WHAT IS EXPECTED
Quote the listing below in full and exactly as written, but omit every picture.

RECORDS SHOWN
# # # # # # #

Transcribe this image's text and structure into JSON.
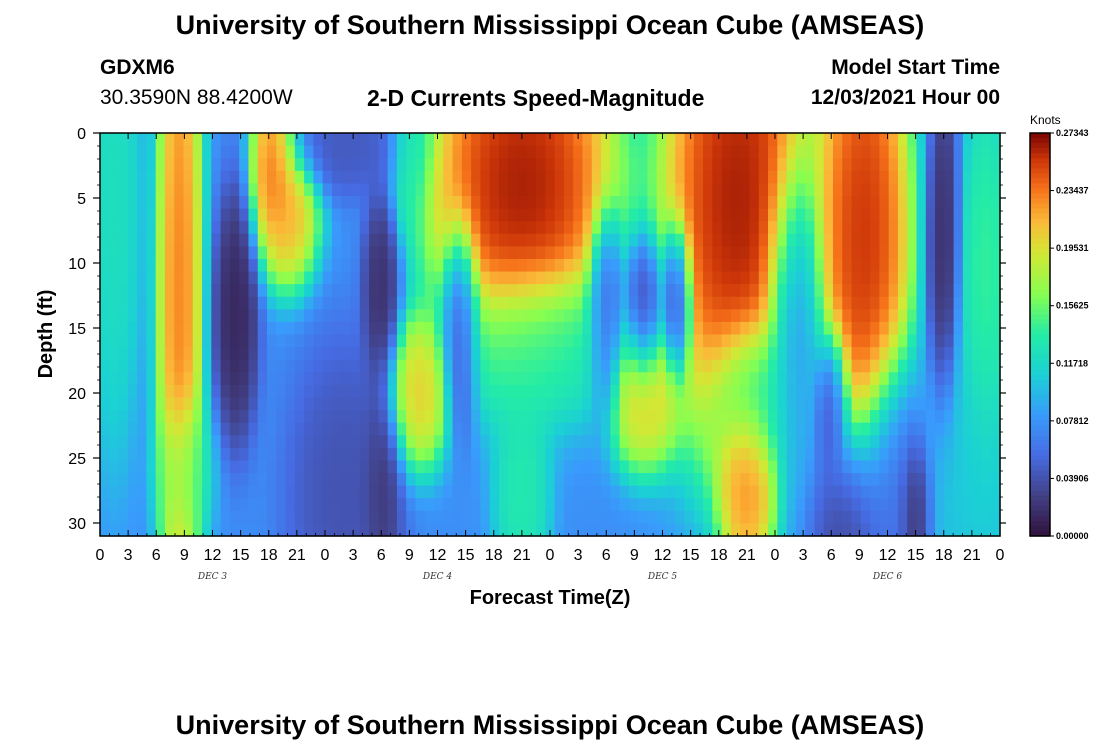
{
  "header": {
    "title": "University of Southern Mississippi Ocean Cube (AMSEAS)",
    "station_id": "GDXM6",
    "coordinates": "30.3590N  88.4200W",
    "plot_title": "2-D Currents Speed-Magnitude",
    "model_label": "Model Start Time",
    "model_time": "12/03/2021 Hour 00"
  },
  "footer": {
    "title": "University of Southern Mississippi Ocean Cube (AMSEAS)"
  },
  "chart_data": {
    "type": "heatmap",
    "title": "2-D Currents Speed-Magnitude",
    "xlabel": "Forecast Time(Z)",
    "ylabel": "Depth (ft)",
    "x_range_hours": [
      0,
      96
    ],
    "x_tick_labels": [
      "0",
      "3",
      "6",
      "9",
      "12",
      "15",
      "18",
      "21",
      "0",
      "3",
      "6",
      "9",
      "12",
      "15",
      "18",
      "21",
      "0",
      "3",
      "6",
      "9",
      "12",
      "15",
      "18",
      "21",
      "0",
      "3",
      "6",
      "9",
      "12",
      "15",
      "18",
      "21",
      "0"
    ],
    "day_labels": [
      {
        "label": "DEC 3",
        "hour": 12
      },
      {
        "label": "DEC 4",
        "hour": 36
      },
      {
        "label": "DEC 5",
        "hour": 60
      },
      {
        "label": "DEC 6",
        "hour": 84
      }
    ],
    "y_range": [
      0,
      31
    ],
    "y_ticks": [
      0,
      5,
      10,
      15,
      20,
      25,
      30
    ],
    "y_inverted": true,
    "colorbar": {
      "unit": "Knots",
      "min": 0,
      "max": 0.27343,
      "tick_labels": [
        "0.27343",
        "0.23437",
        "0.19531",
        "0.15625",
        "0.11718",
        "0.07812",
        "0.03906",
        "0.00000"
      ]
    },
    "features": [
      {
        "hour": 1.5,
        "depth": 5,
        "value": 0.13,
        "sx": 1.5,
        "sy": 10
      },
      {
        "hour": 8.5,
        "depth": 12,
        "value": 0.25,
        "sx": 1.2,
        "sy": 15
      },
      {
        "hour": 9,
        "depth": 26,
        "value": 0.14,
        "sx": 1.5,
        "sy": 3
      },
      {
        "hour": 18.5,
        "depth": 2,
        "value": 0.26,
        "sx": 1.2,
        "sy": 3
      },
      {
        "hour": 20,
        "depth": 6,
        "value": 0.23,
        "sx": 1.7,
        "sy": 3
      },
      {
        "hour": 14.5,
        "depth": 14,
        "value": 0.005,
        "sx": 1.2,
        "sy": 5
      },
      {
        "hour": 26,
        "depth": 1,
        "value": 0.04,
        "sx": 3.5,
        "sy": 2
      },
      {
        "hour": 26,
        "depth": 28,
        "value": 0.035,
        "sx": 3,
        "sy": 6
      },
      {
        "hour": 30,
        "depth": 12,
        "value": 0.01,
        "sx": 1,
        "sy": 4
      },
      {
        "hour": 30,
        "depth": 28,
        "value": 0.015,
        "sx": 1,
        "sy": 4
      },
      {
        "hour": 33,
        "depth": 2,
        "value": 0.14,
        "sx": 1,
        "sy": 3
      },
      {
        "hour": 34,
        "depth": 20,
        "value": 0.22,
        "sx": 1.6,
        "sy": 3
      },
      {
        "hour": 38.5,
        "depth": 15,
        "value": 0.02,
        "sx": 1,
        "sy": 4
      },
      {
        "hour": 45,
        "depth": 4,
        "value": 0.29,
        "sx": 5,
        "sy": 7
      },
      {
        "hour": 45,
        "depth": 28,
        "value": 0.14,
        "sx": 1.5,
        "sy": 4
      },
      {
        "hour": 47,
        "depth": 16,
        "value": 0.13,
        "sx": 5,
        "sy": 3
      },
      {
        "hour": 54,
        "depth": 14,
        "value": 0.03,
        "sx": 1,
        "sy": 4
      },
      {
        "hour": 58,
        "depth": 20,
        "value": 0.22,
        "sx": 2,
        "sy": 3
      },
      {
        "hour": 58,
        "depth": 14,
        "value": 0.02,
        "sx": 1,
        "sy": 3
      },
      {
        "hour": 61.5,
        "depth": 13,
        "value": 0.01,
        "sx": 0.8,
        "sy": 3
      },
      {
        "hour": 68,
        "depth": 5,
        "value": 0.29,
        "sx": 4,
        "sy": 10
      },
      {
        "hour": 69,
        "depth": 27,
        "value": 0.24,
        "sx": 1.5,
        "sy": 4
      },
      {
        "hour": 70,
        "depth": 20,
        "value": 0.11,
        "sx": 2.5,
        "sy": 3
      },
      {
        "hour": 74,
        "depth": 14,
        "value": 0.06,
        "sx": 1.5,
        "sy": 6
      },
      {
        "hour": 78,
        "depth": 21,
        "value": 0.02,
        "sx": 1,
        "sy": 3
      },
      {
        "hour": 80,
        "depth": 30,
        "value": 0.02,
        "sx": 2,
        "sy": 4
      },
      {
        "hour": 81.5,
        "depth": 8,
        "value": 0.28,
        "sx": 2.5,
        "sy": 10
      },
      {
        "hour": 84.5,
        "depth": 27,
        "value": 0.05,
        "sx": 2,
        "sy": 5
      },
      {
        "hour": 87,
        "depth": 29,
        "value": 0.0,
        "sx": 0.9,
        "sy": 3
      },
      {
        "hour": 90,
        "depth": 9,
        "value": 0.01,
        "sx": 0.9,
        "sy": 7
      },
      {
        "hour": 94.5,
        "depth": 12,
        "value": 0.15,
        "sx": 1.5,
        "sy": 8
      },
      {
        "hour": 93,
        "depth": 27,
        "value": 0.11,
        "sx": 3,
        "sy": 6
      }
    ]
  }
}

# # # # # # #

SOLVED PROBLEM
Transcribe this image's text and structure into JSON.
{
  "header": {
    "title": "University of Southern Mississippi Ocean Cube (AMSEAS)",
    "station_id": "GDXM6",
    "coordinates": "30.3590N  88.4200W",
    "plot_title": "2-D Currents Speed-Magnitude",
    "model_label": "Model Start Time",
    "model_time": "12/03/2021 Hour 00"
  },
  "footer": {
    "title": "University of Southern Mississippi Ocean Cube (AMSEAS)"
  },
  "chart_data": {
    "type": "heatmap",
    "title": "2-D Currents Speed-Magnitude",
    "xlabel": "Forecast Time(Z)",
    "ylabel": "Depth (ft)",
    "x_range_hours": [
      0,
      96
    ],
    "x_tick_labels": [
      "0",
      "3",
      "6",
      "9",
      "12",
      "15",
      "18",
      "21",
      "0",
      "3",
      "6",
      "9",
      "12",
      "15",
      "18",
      "21",
      "0",
      "3",
      "6",
      "9",
      "12",
      "15",
      "18",
      "21",
      "0",
      "3",
      "6",
      "9",
      "12",
      "15",
      "18",
      "21",
      "0"
    ],
    "day_labels": [
      {
        "label": "DEC 3",
        "hour": 12
      },
      {
        "label": "DEC 4",
        "hour": 36
      },
      {
        "label": "DEC 5",
        "hour": 60
      },
      {
        "label": "DEC 6",
        "hour": 84
      }
    ],
    "y_range": [
      0,
      31
    ],
    "y_ticks": [
      0,
      5,
      10,
      15,
      20,
      25,
      30
    ],
    "y_inverted": true,
    "colorbar": {
      "unit": "Knots",
      "min": 0,
      "max": 0.27343,
      "tick_labels": [
        "0.27343",
        "0.23437",
        "0.19531",
        "0.15625",
        "0.11718",
        "0.07812",
        "0.03906",
        "0.00000"
      ]
    },
    "features": [
      {
        "hour": 1.5,
        "depth": 5,
        "value": 0.13,
        "sx": 1.5,
        "sy": 10
      },
      {
        "hour": 8.5,
        "depth": 12,
        "value": 0.25,
        "sx": 1.2,
        "sy": 15
      },
      {
        "hour": 9,
        "depth": 26,
        "value": 0.14,
        "sx": 1.5,
        "sy": 3
      },
      {
        "hour": 18.5,
        "depth": 2,
        "value": 0.26,
        "sx": 1.2,
        "sy": 3
      },
      {
        "hour": 20,
        "depth": 6,
        "value": 0.23,
        "sx": 1.7,
        "sy": 3
      },
      {
        "hour": 14.5,
        "depth": 14,
        "value": 0.005,
        "sx": 1.2,
        "sy": 5
      },
      {
        "hour": 26,
        "depth": 1,
        "value": 0.04,
        "sx": 3.5,
        "sy": 2
      },
      {
        "hour": 26,
        "depth": 28,
        "value": 0.035,
        "sx": 3,
        "sy": 6
      },
      {
        "hour": 30,
        "depth": 12,
        "value": 0.01,
        "sx": 1,
        "sy": 4
      },
      {
        "hour": 30,
        "depth": 28,
        "value": 0.015,
        "sx": 1,
        "sy": 4
      },
      {
        "hour": 33,
        "depth": 2,
        "value": 0.14,
        "sx": 1,
        "sy": 3
      },
      {
        "hour": 34,
        "depth": 20,
        "value": 0.22,
        "sx": 1.6,
        "sy": 3
      },
      {
        "hour": 38.5,
        "depth": 15,
        "value": 0.02,
        "sx": 1,
        "sy": 4
      },
      {
        "hour": 45,
        "depth": 4,
        "value": 0.29,
        "sx": 5,
        "sy": 7
      },
      {
        "hour": 45,
        "depth": 28,
        "value": 0.14,
        "sx": 1.5,
        "sy": 4
      },
      {
        "hour": 47,
        "depth": 16,
        "value": 0.13,
        "sx": 5,
        "sy": 3
      },
      {
        "hour": 54,
        "depth": 14,
        "value": 0.03,
        "sx": 1,
        "sy": 4
      },
      {
        "hour": 58,
        "depth": 20,
        "value": 0.22,
        "sx": 2,
        "sy": 3
      },
      {
        "hour": 58,
        "depth": 14,
        "value": 0.02,
        "sx": 1,
        "sy": 3
      },
      {
        "hour": 61.5,
        "depth": 13,
        "value": 0.01,
        "sx": 0.8,
        "sy": 3
      },
      {
        "hour": 68,
        "depth": 5,
        "value": 0.29,
        "sx": 4,
        "sy": 10
      },
      {
        "hour": 69,
        "depth": 27,
        "value": 0.24,
        "sx": 1.5,
        "sy": 4
      },
      {
        "hour": 70,
        "depth": 20,
        "value": 0.11,
        "sx": 2.5,
        "sy": 3
      },
      {
        "hour": 74,
        "depth": 14,
        "value": 0.06,
        "sx": 1.5,
        "sy": 6
      },
      {
        "hour": 78,
        "depth": 21,
        "value": 0.02,
        "sx": 1,
        "sy": 3
      },
      {
        "hour": 80,
        "depth": 30,
        "value": 0.02,
        "sx": 2,
        "sy": 4
      },
      {
        "hour": 81.5,
        "depth": 8,
        "value": 0.28,
        "sx": 2.5,
        "sy": 10
      },
      {
        "hour": 84.5,
        "depth": 27,
        "value": 0.05,
        "sx": 2,
        "sy": 5
      },
      {
        "hour": 87,
        "depth": 29,
        "value": 0.0,
        "sx": 0.9,
        "sy": 3
      },
      {
        "hour": 90,
        "depth": 9,
        "value": 0.01,
        "sx": 0.9,
        "sy": 7
      },
      {
        "hour": 94.5,
        "depth": 12,
        "value": 0.15,
        "sx": 1.5,
        "sy": 8
      },
      {
        "hour": 93,
        "depth": 27,
        "value": 0.11,
        "sx": 3,
        "sy": 6
      }
    ]
  }
}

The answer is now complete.